## Фрагмент текста
Двадцатые и начало тридцатых годов порождали невероятное изобилие фреймов – разных способов видеть мир. В Париже les années folles (сумасшедшие годы) были свидетелями, как Игорь Стравинский заново создает музыку как таковую, Пабло Пикассо изобретает новую живопись, Джеймс Джойс дает новую интерпретацию литературе, а Ле Корбюзье выстраивает новое представление об архитектуре – и ни один из этих людей не был французом. В Америке в «ревущие двадцатые» появились «флэпперы» – женщины, которые танцевали, пили и курили, сознательно посягая на приемлемые тогда нормы поведения.

«Всюду была атмосфера затянувшегося дебоша, – писал один литературный критик. – Оркестры играли слишком быстро». Это был кипящий котел политических, социальных, экономических и творческих идей. Капитализм, коммунизм и фашизм переплетались. Пацифизм и милитаризм боролись за превосходство. Кубизм и сюрреализм, ультраизм и минимализм, антисемитизм и нацизм. Все это испытывало столкновения, притяжение, отторжение, трансформацию.

Но широкий спектр идей начал медленно сужаться. Это происходило постепенно, поначалу едва ощутимо, как ржавчина. Отчасти это было запланировано, как результат роста армий экстремистов. Отчасти случайным, по крайней мере непреднамеренным, поскольку люди смотрели на происходящее и попросту надеялись на лучшее. Там, где раньше процветало многообразие фреймов, теперь их ликвидировали, душили. Ученых ставили рабочими на конвейер. «Дегенеративное» искусство исчезало со стен музеев. Учителя, журналисты и бизнесмены призывались служить и восхвалять доминирующую ментальную модель, вместо того чтобы процветать в среде плюрализма фреймов.

Пала тьма. Молодые люди, соединенные в военизированные формирования, ежедневно совершали на улицах акты варварства. Гитлер, Муссолини и Сталин сажали несогласных в тюрьмы, расстреливали политических противников и их семьи. Когнитивное вторжение стало физическим. Четырнадцатилетняя девочка из Польши закончила дневник в 1943 году следующим образом: «Я забыла сказать самое главное. Я видела, как солдат вырвал младенца, которому было всего несколько месяцев, из рук матери, и ударил его головой о столб. Его мозг забрызгал дерево. Мать сошла с ума».

Двигатель индустриализации приспособили к тому, чтобы вращать колеса машины для убийства миллионов – от товарного вагона до газовой камеры и крематория. Война началась с кавалерией и артиллерией на конной тяге, а завершилась бомбардировками, создававшими огненный смерч, и атомной бомбой. К моменту ее окончания человечество успело причинить себе невообразимые страдания.

## Записи из набора данных
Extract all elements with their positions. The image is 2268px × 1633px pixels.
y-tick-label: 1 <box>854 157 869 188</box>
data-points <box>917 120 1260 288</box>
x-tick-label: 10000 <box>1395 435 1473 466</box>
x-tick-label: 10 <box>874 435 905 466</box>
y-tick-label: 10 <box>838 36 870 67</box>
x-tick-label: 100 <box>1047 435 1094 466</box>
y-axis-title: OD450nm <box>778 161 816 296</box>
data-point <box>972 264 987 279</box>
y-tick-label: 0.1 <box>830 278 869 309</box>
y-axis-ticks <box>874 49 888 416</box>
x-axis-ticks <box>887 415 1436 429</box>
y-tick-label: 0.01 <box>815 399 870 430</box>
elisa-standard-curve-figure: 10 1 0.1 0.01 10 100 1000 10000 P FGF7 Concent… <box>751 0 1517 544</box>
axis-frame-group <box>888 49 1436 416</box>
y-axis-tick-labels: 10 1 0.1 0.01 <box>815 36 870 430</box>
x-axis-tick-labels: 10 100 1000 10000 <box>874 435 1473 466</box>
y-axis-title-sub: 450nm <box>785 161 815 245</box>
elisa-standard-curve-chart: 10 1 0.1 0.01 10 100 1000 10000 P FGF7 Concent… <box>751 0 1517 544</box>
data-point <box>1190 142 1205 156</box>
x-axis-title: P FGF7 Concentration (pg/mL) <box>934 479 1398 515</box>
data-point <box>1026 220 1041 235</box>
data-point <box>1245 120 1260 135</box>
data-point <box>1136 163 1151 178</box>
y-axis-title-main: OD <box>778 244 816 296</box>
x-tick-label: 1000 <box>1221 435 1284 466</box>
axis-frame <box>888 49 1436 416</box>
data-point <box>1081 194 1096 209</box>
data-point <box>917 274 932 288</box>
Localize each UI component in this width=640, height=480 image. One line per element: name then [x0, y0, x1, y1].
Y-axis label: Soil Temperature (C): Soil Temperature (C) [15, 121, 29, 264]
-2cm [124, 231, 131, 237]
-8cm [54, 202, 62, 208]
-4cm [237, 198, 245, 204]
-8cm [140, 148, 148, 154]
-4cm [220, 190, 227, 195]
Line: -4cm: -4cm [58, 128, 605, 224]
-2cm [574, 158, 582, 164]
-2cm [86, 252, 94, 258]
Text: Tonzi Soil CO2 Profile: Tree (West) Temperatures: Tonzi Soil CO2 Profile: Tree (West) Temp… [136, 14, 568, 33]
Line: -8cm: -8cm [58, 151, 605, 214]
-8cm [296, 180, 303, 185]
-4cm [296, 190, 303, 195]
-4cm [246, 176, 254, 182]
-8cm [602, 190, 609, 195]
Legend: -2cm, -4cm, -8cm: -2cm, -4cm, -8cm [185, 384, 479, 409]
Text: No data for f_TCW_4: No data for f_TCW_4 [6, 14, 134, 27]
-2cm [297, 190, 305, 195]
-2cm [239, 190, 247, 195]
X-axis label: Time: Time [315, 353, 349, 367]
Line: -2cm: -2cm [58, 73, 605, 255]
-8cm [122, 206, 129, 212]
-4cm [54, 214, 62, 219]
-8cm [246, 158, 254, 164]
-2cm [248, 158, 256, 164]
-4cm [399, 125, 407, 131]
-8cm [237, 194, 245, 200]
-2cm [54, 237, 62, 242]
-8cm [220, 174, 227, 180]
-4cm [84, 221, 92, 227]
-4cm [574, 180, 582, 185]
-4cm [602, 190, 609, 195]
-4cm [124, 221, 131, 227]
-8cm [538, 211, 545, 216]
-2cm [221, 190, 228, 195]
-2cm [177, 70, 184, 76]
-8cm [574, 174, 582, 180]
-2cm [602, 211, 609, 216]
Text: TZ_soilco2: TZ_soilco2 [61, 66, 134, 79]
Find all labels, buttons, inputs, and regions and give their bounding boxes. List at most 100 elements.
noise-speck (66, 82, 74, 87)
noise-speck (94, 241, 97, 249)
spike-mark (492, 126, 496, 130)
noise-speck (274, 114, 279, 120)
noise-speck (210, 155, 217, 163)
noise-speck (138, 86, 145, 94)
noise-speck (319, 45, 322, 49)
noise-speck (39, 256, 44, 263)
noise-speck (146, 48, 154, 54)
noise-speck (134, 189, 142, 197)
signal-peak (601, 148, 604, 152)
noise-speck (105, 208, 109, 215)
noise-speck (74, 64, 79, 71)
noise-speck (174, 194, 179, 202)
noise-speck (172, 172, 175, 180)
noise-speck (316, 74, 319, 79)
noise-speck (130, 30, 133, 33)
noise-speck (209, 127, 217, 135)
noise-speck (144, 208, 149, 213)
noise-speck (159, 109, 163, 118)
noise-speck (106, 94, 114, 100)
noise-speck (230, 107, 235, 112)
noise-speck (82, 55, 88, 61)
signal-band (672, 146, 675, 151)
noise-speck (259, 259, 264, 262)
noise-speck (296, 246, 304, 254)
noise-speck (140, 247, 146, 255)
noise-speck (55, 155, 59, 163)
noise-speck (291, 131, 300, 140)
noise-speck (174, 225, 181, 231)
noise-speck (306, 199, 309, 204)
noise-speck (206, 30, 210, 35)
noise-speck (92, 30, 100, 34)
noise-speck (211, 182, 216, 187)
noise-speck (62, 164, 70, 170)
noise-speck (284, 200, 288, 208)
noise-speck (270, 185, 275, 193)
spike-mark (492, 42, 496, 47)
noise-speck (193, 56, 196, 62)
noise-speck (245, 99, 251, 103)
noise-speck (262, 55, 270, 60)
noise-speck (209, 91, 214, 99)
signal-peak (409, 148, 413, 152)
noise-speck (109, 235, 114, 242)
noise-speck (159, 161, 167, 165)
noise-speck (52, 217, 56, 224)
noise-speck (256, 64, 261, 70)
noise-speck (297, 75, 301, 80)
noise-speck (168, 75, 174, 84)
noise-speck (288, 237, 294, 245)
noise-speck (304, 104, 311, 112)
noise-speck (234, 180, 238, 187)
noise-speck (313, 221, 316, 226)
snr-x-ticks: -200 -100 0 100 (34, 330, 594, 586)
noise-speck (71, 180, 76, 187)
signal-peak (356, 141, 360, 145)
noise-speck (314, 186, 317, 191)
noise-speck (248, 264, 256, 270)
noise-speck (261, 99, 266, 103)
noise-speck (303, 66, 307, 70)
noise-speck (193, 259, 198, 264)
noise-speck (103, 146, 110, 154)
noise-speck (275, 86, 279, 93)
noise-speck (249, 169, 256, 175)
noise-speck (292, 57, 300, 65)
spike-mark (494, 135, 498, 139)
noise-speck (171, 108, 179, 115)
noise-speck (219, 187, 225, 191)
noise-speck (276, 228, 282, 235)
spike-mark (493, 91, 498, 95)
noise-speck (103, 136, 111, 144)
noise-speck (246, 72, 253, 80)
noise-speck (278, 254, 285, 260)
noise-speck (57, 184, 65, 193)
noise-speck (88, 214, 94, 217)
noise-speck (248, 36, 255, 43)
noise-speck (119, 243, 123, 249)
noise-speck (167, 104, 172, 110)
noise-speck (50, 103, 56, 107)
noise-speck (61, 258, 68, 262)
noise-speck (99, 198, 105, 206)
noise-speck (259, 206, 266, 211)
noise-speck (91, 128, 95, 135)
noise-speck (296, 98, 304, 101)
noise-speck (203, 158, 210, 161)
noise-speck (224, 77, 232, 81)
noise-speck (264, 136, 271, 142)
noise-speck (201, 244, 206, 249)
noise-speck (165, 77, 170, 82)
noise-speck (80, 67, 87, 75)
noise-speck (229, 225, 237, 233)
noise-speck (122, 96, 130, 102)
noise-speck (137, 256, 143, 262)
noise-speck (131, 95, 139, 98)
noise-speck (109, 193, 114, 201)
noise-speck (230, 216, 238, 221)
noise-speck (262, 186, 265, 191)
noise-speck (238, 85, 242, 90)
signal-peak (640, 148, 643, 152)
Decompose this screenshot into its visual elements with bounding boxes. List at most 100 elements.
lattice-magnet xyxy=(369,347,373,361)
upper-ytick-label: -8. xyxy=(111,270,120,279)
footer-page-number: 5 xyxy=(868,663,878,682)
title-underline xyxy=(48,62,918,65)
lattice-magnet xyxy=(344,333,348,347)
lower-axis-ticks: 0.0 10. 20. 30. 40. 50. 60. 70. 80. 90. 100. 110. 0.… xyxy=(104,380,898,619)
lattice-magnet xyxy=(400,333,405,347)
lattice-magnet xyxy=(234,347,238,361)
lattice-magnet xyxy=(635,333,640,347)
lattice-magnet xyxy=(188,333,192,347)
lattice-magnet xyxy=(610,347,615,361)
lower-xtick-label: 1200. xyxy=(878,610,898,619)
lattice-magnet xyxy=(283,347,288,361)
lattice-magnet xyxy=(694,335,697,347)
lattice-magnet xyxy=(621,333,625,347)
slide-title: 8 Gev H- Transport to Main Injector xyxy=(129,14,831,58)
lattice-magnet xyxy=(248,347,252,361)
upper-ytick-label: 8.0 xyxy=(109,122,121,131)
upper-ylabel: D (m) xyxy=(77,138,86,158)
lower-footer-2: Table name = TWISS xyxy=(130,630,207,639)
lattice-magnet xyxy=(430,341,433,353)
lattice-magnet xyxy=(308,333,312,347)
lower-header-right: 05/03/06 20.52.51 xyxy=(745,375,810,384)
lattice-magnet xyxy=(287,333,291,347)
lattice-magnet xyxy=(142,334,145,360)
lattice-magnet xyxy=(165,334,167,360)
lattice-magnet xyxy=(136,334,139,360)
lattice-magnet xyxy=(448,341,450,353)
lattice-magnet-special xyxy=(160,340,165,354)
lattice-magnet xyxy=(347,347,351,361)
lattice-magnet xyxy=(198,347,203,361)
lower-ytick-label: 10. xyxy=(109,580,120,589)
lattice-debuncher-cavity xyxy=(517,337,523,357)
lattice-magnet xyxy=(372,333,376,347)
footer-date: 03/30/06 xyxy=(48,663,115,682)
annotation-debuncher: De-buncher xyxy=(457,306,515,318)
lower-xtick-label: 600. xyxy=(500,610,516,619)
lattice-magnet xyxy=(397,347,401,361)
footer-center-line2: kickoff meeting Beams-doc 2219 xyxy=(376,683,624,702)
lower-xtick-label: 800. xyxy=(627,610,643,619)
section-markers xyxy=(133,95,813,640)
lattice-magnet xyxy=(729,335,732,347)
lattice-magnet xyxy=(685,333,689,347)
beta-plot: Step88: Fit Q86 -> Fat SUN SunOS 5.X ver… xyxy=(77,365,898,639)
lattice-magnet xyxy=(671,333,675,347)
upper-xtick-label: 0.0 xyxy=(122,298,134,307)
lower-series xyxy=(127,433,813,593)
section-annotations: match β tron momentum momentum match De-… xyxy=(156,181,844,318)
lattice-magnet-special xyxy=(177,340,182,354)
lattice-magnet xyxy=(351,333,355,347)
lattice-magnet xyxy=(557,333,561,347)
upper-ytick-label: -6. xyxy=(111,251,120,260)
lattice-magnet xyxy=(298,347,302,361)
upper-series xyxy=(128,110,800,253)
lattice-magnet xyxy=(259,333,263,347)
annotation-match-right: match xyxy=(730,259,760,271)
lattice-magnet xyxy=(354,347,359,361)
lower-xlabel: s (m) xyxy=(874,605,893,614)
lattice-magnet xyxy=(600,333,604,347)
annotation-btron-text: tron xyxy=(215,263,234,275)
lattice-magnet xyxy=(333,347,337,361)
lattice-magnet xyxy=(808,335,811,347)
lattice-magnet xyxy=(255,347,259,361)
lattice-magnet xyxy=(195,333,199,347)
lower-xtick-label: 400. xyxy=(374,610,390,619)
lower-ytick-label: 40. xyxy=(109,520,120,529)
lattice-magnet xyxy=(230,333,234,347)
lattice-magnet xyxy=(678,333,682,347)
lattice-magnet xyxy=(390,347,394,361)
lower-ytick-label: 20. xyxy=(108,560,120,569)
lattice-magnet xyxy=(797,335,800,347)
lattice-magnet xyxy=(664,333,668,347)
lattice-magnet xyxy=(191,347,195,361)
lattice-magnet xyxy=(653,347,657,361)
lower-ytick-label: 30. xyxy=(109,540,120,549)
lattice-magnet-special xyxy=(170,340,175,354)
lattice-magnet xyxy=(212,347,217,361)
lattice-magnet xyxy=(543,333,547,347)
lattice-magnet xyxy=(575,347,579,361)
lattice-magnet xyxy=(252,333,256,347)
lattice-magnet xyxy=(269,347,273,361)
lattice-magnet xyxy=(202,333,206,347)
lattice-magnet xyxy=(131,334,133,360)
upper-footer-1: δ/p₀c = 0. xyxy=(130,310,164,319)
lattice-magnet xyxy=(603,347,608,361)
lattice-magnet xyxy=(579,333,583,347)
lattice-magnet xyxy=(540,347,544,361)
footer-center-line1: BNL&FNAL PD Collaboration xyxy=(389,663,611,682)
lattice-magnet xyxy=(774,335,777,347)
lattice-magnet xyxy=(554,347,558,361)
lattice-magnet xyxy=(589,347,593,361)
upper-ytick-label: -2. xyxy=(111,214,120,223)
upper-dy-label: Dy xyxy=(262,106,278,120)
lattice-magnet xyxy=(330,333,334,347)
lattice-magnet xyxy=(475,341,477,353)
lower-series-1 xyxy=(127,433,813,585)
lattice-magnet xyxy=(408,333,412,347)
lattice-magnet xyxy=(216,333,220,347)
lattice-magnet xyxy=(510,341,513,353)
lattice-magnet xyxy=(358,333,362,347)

## Краткое задание
Воспроизведите без изменений часть текста о двадцатых и тридцатых годах начиная со слов «Но широкий спектр» вплоть до слов «среде плюрализма фреймов.» включительно.

## Решение задания
Но широкий спектр идей начал медленно сужаться. Это происходило постепенно, поначалу едва ощутимо, как ржавчина. Отчасти это было запланировано, как результат роста армий экстремистов. Отчасти случайным, по крайней мере непреднамеренным, поскольку люди смотрели на происходящее и попросту надеялись на лучшее. Там, где раньше процветало многообразие фреймов, теперь их ликвидировали, душили. Ученых ставили рабочими на конвейер. «Дегенеративное» искусство исчезало со стен музеев. Учителя, журналисты и бизнесмены призывались служить и восхвалять доминирующую ментальную модель, вместо того чтобы процветать в среде плюрализма фреймов.